# AUFGABENSTELLUNG 1
Auf welche Stadt verweisen die „Brescianer Pistolenläufe“ laut dem Text über Schulenburgs Waffensammlung?

# LESETEXT
Die „Brescianer Pistolenläufe“ – ebenfalls im Besitz – verweisen auf die norditalienische Stadt Brescia, ein Zentrum für feinste Waffenschmiedekunst. Waffen aus Brescia, oft mit floralen Gravuren, Einlagen und Monogrammen versehen, waren im 18. Jahrhundert hochbegehrt. Der Besitz solcher Teile weist auf Kontakte zu italienischen Hofwaffenlieferanten hin – und unterstreicht Schulenburgs Verankerung in einem europäischen Netzwerk des Stils und der Macht.
Fazit: Waffen als Signaturen adliger Weltaneignung
Die Waffen in Christoph Daniel von der Schulenburgs Sammlung sind mehr als funktionale Geräte – sie sind Artefakte einer Selbstbeschreibung. Sie verkörpern in Metall, Holz und Ornament den Lebensentwurf eines sardischen Generals, eines gelehrten und kunstsinnigen Grandseigneurs, der Krieg, Jagd, Repräsentation und Technik zu einem individuellen Kosmos verband.
Wie bereits Norbert Elias in seinem Werk Über den Prozeß der Zivilisation (1939) bemerkte, entwickelte der Adel in der Frühen Neuzeit spezifische Formen der „Selbstzähmung“. Die Waffen Schulenburgs sind in dieser Perspektive keine Instrumente der Gewalt mehr – sondern Objekte der Disziplin, des Rangs und der habitusprägenden Distinktion.

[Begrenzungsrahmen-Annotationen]
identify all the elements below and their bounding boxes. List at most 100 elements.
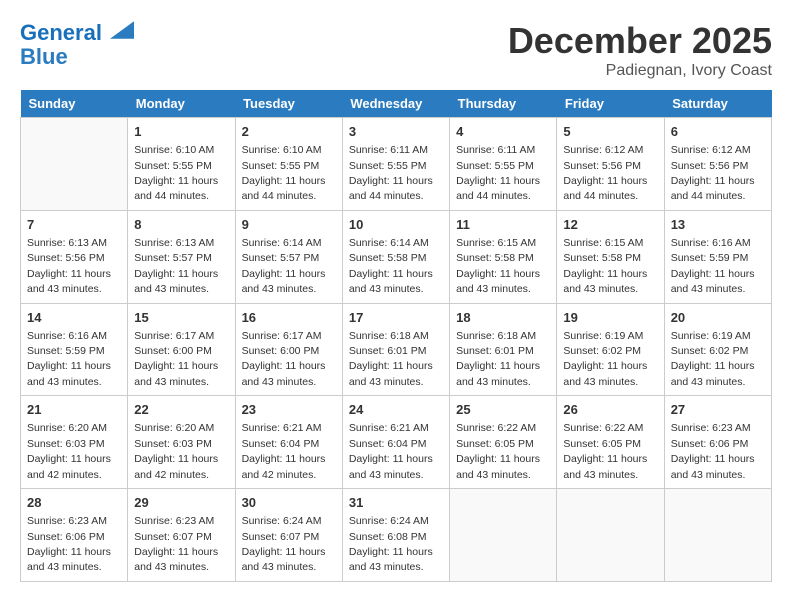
calendar-cell: 16Sunrise: 6:17 AMSunset: 6:00 PMDayligh… xyxy=(235,303,342,396)
day-info: Sunrise: 6:11 AMSunset: 5:55 PMDaylight:… xyxy=(456,144,540,202)
day-number: 7 xyxy=(27,216,121,234)
calendar-cell: 13 Sunrise: 6:16 AMSunset: 5:59 PMDayligh… xyxy=(664,210,771,303)
calendar-cell: 17Sunrise: 6:18 AMSunset: 6:01 PMDayligh… xyxy=(342,303,449,396)
calendar-cell: 21Sunrise: 6:20 AMSunset: 6:03 PMDayligh… xyxy=(21,396,128,489)
day-number: 1 xyxy=(134,123,228,141)
day-number: 3 xyxy=(349,123,443,141)
calendar-cell: 30 Sunrise: 6:24 AMSunset: 6:07 PMDayligh… xyxy=(235,489,342,582)
day-info: Sunrise: 6:23 AMSunset: 6:07 PMDaylight:… xyxy=(134,515,218,573)
calendar-cell: 5Sunrise: 6:12 AMSunset: 5:56 PMDaylight… xyxy=(557,118,664,211)
day-number: 10 xyxy=(349,216,443,234)
day-info: Sunrise: 6:21 AMSunset: 6:04 PMDaylight:… xyxy=(349,422,433,480)
day-info: Sunrise: 6:22 AMSunset: 6:05 PMDaylight:… xyxy=(456,422,540,480)
week-row-4: 21Sunrise: 6:20 AMSunset: 6:03 PMDayligh… xyxy=(21,396,772,489)
calendar-cell: 27 Sunrise: 6:23 AMSunset: 6:06 PMDayligh… xyxy=(664,396,771,489)
day-number: 28 xyxy=(27,494,121,512)
day-number: 4 xyxy=(456,123,550,141)
calendar-cell: 11Sunrise: 6:15 AMSunset: 5:58 PMDayligh… xyxy=(450,210,557,303)
day-header-saturday: Saturday xyxy=(664,90,771,118)
day-info: Sunrise: 6:22 AMSunset: 6:05 PMDaylight:… xyxy=(563,422,647,480)
calendar-cell: 14 Sunrise: 6:16 AMSunset: 5:59 PMDayligh… xyxy=(21,303,128,396)
calendar-cell: 8Sunrise: 6:13 AMSunset: 5:57 PMDaylight… xyxy=(128,210,235,303)
day-info: Sunrise: 6:15 AMSunset: 5:58 PMDaylight:… xyxy=(563,237,647,295)
day-number: 30 xyxy=(242,494,336,512)
calendar-table: SundayMondayTuesdayWednesdayThursdayFrid… xyxy=(20,90,772,582)
day-info: Sunrise: 6:20 AMSunset: 6:03 PMDaylight:… xyxy=(134,422,218,480)
calendar-cell: 3 Sunrise: 6:11 AMSunset: 5:55 PMDaylight… xyxy=(342,118,449,211)
calendar-cell: 1 Sunrise: 6:10 AMSunset: 5:55 PMDaylight… xyxy=(128,118,235,211)
day-info: Sunrise: 6:15 AMSunset: 5:58 PMDaylight:… xyxy=(456,237,540,295)
day-info: Sunrise: 6:16 AMSunset: 5:59 PMDaylight:… xyxy=(27,330,111,388)
day-header-monday: Monday xyxy=(128,90,235,118)
week-row-3: 14 Sunrise: 6:16 AMSunset: 5:59 PMDayligh… xyxy=(21,303,772,396)
day-header-sunday: Sunday xyxy=(21,90,128,118)
day-info: Sunrise: 6:14 AMSunset: 5:57 PMDaylight:… xyxy=(242,237,326,295)
month-title: December 2025 xyxy=(508,20,772,62)
day-number: 24 xyxy=(349,401,443,419)
day-number: 12 xyxy=(563,216,657,234)
day-number: 19 xyxy=(563,309,657,327)
day-info: Sunrise: 6:20 AMSunset: 6:03 PMDaylight:… xyxy=(27,422,111,480)
day-number: 13 xyxy=(671,216,765,234)
week-row-2: 7 Sunrise: 6:13 AMSunset: 5:56 PMDaylight… xyxy=(21,210,772,303)
week-row-1: 1 Sunrise: 6:10 AMSunset: 5:55 PMDaylight… xyxy=(21,118,772,211)
day-number: 23 xyxy=(242,401,336,419)
day-info: Sunrise: 6:13 AMSunset: 5:56 PMDaylight:… xyxy=(27,237,111,295)
calendar-cell xyxy=(557,489,664,582)
day-info: Sunrise: 6:23 AMSunset: 6:06 PMDaylight:… xyxy=(671,422,755,480)
page-header: General Blue December 2025 Padiegnan, Iv… xyxy=(20,20,772,80)
day-number: 8 xyxy=(134,216,228,234)
day-number: 25 xyxy=(456,401,550,419)
day-header-friday: Friday xyxy=(557,90,664,118)
day-number: 16 xyxy=(242,309,336,327)
calendar-cell: 22Sunrise: 6:20 AMSunset: 6:03 PMDayligh… xyxy=(128,396,235,489)
day-header-tuesday: Tuesday xyxy=(235,90,342,118)
calendar-cell: 2 Sunrise: 6:10 AMSunset: 5:55 PMDaylight… xyxy=(235,118,342,211)
title-block: December 2025 Padiegnan, Ivory Coast xyxy=(508,20,772,80)
day-number: 29 xyxy=(134,494,228,512)
day-info: Sunrise: 6:23 AMSunset: 6:06 PMDaylight:… xyxy=(27,515,111,573)
calendar-cell: 4 Sunrise: 6:11 AMSunset: 5:55 PMDaylight… xyxy=(450,118,557,211)
day-info: Sunrise: 6:10 AMSunset: 5:55 PMDaylight:… xyxy=(134,144,218,202)
calendar-cell: 19 Sunrise: 6:19 AMSunset: 6:02 PMDayligh… xyxy=(557,303,664,396)
day-number: 31 xyxy=(349,494,443,512)
calendar-cell: 20Sunrise: 6:19 AMSunset: 6:02 PMDayligh… xyxy=(664,303,771,396)
calendar-cell: 10 Sunrise: 6:14 AMSunset: 5:58 PMDayligh… xyxy=(342,210,449,303)
day-info: Sunrise: 6:12 AMSunset: 5:56 PMDaylight:… xyxy=(563,144,647,202)
day-info: Sunrise: 6:10 AMSunset: 5:55 PMDaylight:… xyxy=(242,144,326,202)
day-info: Sunrise: 6:11 AMSunset: 5:55 PMDaylight:… xyxy=(349,144,433,202)
day-info: Sunrise: 6:19 AMSunset: 6:02 PMDaylight:… xyxy=(563,330,647,388)
calendar-cell xyxy=(664,489,771,582)
day-info: Sunrise: 6:24 AMSunset: 6:07 PMDaylight:… xyxy=(242,515,326,573)
day-info: Sunrise: 6:18 AMSunset: 6:01 PMDaylight:… xyxy=(456,330,540,388)
logo: General Blue xyxy=(20,20,134,69)
calendar-cell: 29 Sunrise: 6:23 AMSunset: 6:07 PMDayligh… xyxy=(128,489,235,582)
calendar-cell xyxy=(21,118,128,211)
location: Padiegnan, Ivory Coast xyxy=(508,62,772,80)
day-info: Sunrise: 6:16 AMSunset: 5:59 PMDaylight:… xyxy=(671,237,755,295)
day-info: Sunrise: 6:12 AMSunset: 5:56 PMDaylight:… xyxy=(671,144,755,202)
logo-line1: General xyxy=(20,20,102,45)
logo-line2-text: Blue xyxy=(20,45,68,69)
calendar-cell: 15Sunrise: 6:17 AMSunset: 6:00 PMDayligh… xyxy=(128,303,235,396)
logo-icon xyxy=(110,20,134,40)
calendar-cell: 25 Sunrise: 6:22 AMSunset: 6:05 PMDayligh… xyxy=(450,396,557,489)
day-number: 20 xyxy=(671,309,765,327)
day-number: 17 xyxy=(349,309,443,327)
days-header-row: SundayMondayTuesdayWednesdayThursdayFrid… xyxy=(21,90,772,118)
day-info: Sunrise: 6:17 AMSunset: 6:00 PMDaylight:… xyxy=(134,330,218,388)
day-info: Sunrise: 6:24 AMSunset: 6:08 PMDaylight:… xyxy=(349,515,433,573)
day-number: 27 xyxy=(671,401,765,419)
calendar-cell xyxy=(450,489,557,582)
day-header-wednesday: Wednesday xyxy=(342,90,449,118)
day-number: 18 xyxy=(456,309,550,327)
day-info: Sunrise: 6:14 AMSunset: 5:58 PMDaylight:… xyxy=(349,237,433,295)
day-number: 14 xyxy=(27,309,121,327)
day-number: 26 xyxy=(563,401,657,419)
calendar-cell: 26 Sunrise: 6:22 AMSunset: 6:05 PMDayligh… xyxy=(557,396,664,489)
week-row-5: 28 Sunrise: 6:23 AMSunset: 6:06 PMDayligh… xyxy=(21,489,772,582)
calendar-cell: 6 Sunrise: 6:12 AMSunset: 5:56 PMDaylight… xyxy=(664,118,771,211)
calendar-cell: 28 Sunrise: 6:23 AMSunset: 6:06 PMDayligh… xyxy=(21,489,128,582)
day-number: 2 xyxy=(242,123,336,141)
day-number: 6 xyxy=(671,123,765,141)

# AUFGABENSTELLUNG 2
Schreib bitte aus den Datensätzen die Zeilen ab, die zwischen der Zeile mit „calendar-cell: 16Sunrise: 6:17“ und der Zeile mit „day-number: 10 xyxy=(349,216,443,234)“ liegen, beide eingeschlossen.

# ERGEBNIS 1
Auf die norditalienische Stadt Brescia.

# ERGEBNIS 2
calendar-cell: 16Sunrise: 6:17 AMSunset: 6:00 PMDayligh… xyxy=(235,303,342,396)
day-info: Sunrise: 6:11 AMSunset: 5:55 PMDaylight:… xyxy=(456,144,540,202)
day-number: 7 xyxy=(27,216,121,234)
calendar-cell: 13 Sunrise: 6:16 AMSunset: 5:59 PMDayligh… xyxy=(664,210,771,303)
calendar-cell: 17Sunrise: 6:18 AMSunset: 6:01 PMDayligh… xyxy=(342,303,449,396)
calendar-cell: 21Sunrise: 6:20 AMSunset: 6:03 PMDayligh… xyxy=(21,396,128,489)
day-number: 1 xyxy=(134,123,228,141)
day-number: 3 xyxy=(349,123,443,141)
calendar-cell: 30 Sunrise: 6:24 AMSunset: 6:07 PMDayligh… xyxy=(235,489,342,582)
day-info: Sunrise: 6:23 AMSunset: 6:07 PMDaylight:… xyxy=(134,515,218,573)
calendar-cell: 5Sunrise: 6:12 AMSunset: 5:56 PMDaylight… xyxy=(557,118,664,211)
day-number: 10 xyxy=(349,216,443,234)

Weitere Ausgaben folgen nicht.